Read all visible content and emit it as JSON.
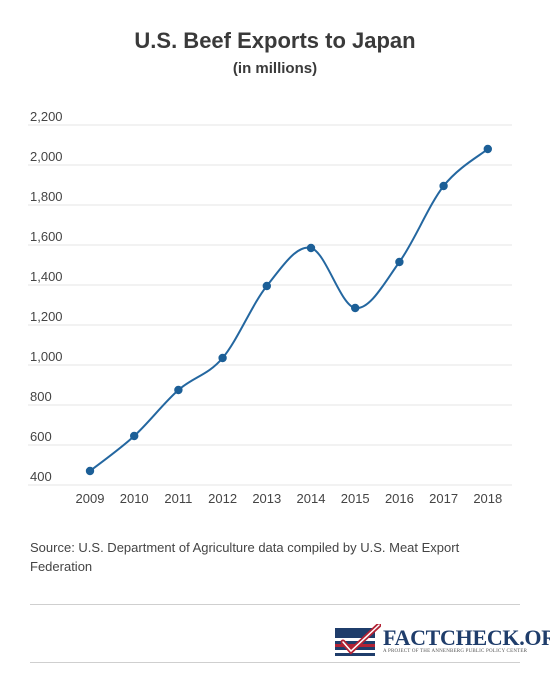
{
  "chart_data": {
    "type": "line",
    "title": "U.S. Beef Exports to Japan",
    "subtitle": "(in millions)",
    "x": [
      "2009",
      "2010",
      "2011",
      "2012",
      "2013",
      "2014",
      "2015",
      "2016",
      "2017",
      "2018"
    ],
    "series": [
      {
        "values": [
          470,
          645,
          875,
          1035,
          1395,
          1585,
          1285,
          1515,
          1895,
          2080
        ]
      }
    ],
    "yticks": [
      400,
      600,
      800,
      1000,
      1200,
      1400,
      1600,
      1800,
      2000,
      2200
    ],
    "ytick_labels": [
      "400",
      "600",
      "800",
      "1,000",
      "1,200",
      "1,400",
      "1,600",
      "1,800",
      "2,000",
      "2,200"
    ],
    "ylim": [
      400,
      2200
    ],
    "grid": true,
    "line_color": "#2467a0",
    "marker_color": "#1c5f97",
    "grid_color": "#e6e6e6"
  },
  "source_text": "Source: U.S. Department of Agriculture data compiled by U.S. Meat Export Federation",
  "logo": {
    "name": "FACTCHECK.ORG",
    "tagline": "A PROJECT OF THE ANNENBERG PUBLIC POLICY CENTER"
  }
}
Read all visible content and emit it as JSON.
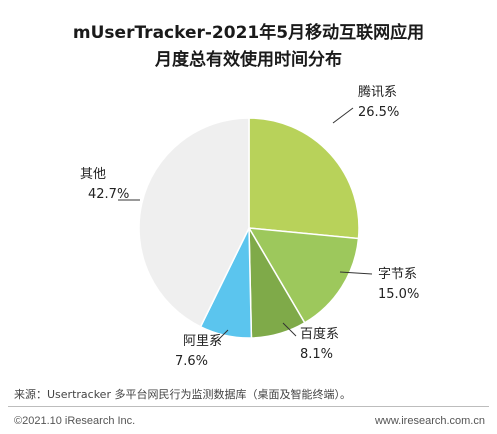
{
  "chart_data": {
    "type": "pie",
    "title": "mUserTracker-2021年5月移动互联网应用",
    "subtitle": "月度总有效使用时间分布",
    "slices": [
      {
        "label": "腾讯系",
        "value": 26.5,
        "value_label": "26.5%",
        "color": "#b8d25a"
      },
      {
        "label": "字节系",
        "value": 15.0,
        "value_label": "15.0%",
        "color": "#9dc85c"
      },
      {
        "label": "百度系",
        "value": 8.1,
        "value_label": "8.1%",
        "color": "#7faa49"
      },
      {
        "label": "阿里系",
        "value": 7.6,
        "value_label": "7.6%",
        "color": "#5bc5ee"
      },
      {
        "label": "其他",
        "value": 42.7,
        "value_label": "42.7%",
        "color": "#efefef"
      }
    ],
    "start_angle": "12 o'clock, clockwise"
  },
  "footer": {
    "source": "来源：Usertracker 多平台网民行为监测数据库（桌面及智能终端）。",
    "copyright": "©2021.10 iResearch Inc.",
    "site": "www.iresearch.com.cn"
  }
}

::::::

In the material above, find the lines that contain "subtitle" and show them.

    "subtitle": "(in millions)",
    "subtitle": "月度总有效使用时间分布",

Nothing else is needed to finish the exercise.